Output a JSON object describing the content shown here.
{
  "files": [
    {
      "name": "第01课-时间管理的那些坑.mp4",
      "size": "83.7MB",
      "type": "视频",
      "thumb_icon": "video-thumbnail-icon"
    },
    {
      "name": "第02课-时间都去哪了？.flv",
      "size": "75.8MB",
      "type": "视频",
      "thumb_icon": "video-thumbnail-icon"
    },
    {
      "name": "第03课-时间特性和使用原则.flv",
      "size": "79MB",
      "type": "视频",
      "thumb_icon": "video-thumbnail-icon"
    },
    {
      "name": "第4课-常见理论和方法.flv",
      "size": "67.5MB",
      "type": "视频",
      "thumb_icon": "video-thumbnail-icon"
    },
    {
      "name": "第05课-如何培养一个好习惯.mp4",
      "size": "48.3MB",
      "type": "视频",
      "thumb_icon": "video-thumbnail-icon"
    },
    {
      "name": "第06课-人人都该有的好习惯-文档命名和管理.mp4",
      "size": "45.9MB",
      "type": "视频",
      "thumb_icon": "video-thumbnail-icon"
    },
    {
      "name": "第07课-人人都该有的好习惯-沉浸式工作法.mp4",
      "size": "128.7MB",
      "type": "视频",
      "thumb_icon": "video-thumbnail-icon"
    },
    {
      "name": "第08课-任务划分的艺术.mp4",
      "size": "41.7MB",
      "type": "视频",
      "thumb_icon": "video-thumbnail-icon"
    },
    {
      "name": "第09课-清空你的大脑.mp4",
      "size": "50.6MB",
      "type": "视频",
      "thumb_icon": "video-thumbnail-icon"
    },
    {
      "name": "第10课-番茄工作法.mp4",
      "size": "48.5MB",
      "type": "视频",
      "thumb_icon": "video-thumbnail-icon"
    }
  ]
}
=======
Your objective - Give the number of lines in the entries above that include the string "size". No other output is expected.

Task result - 10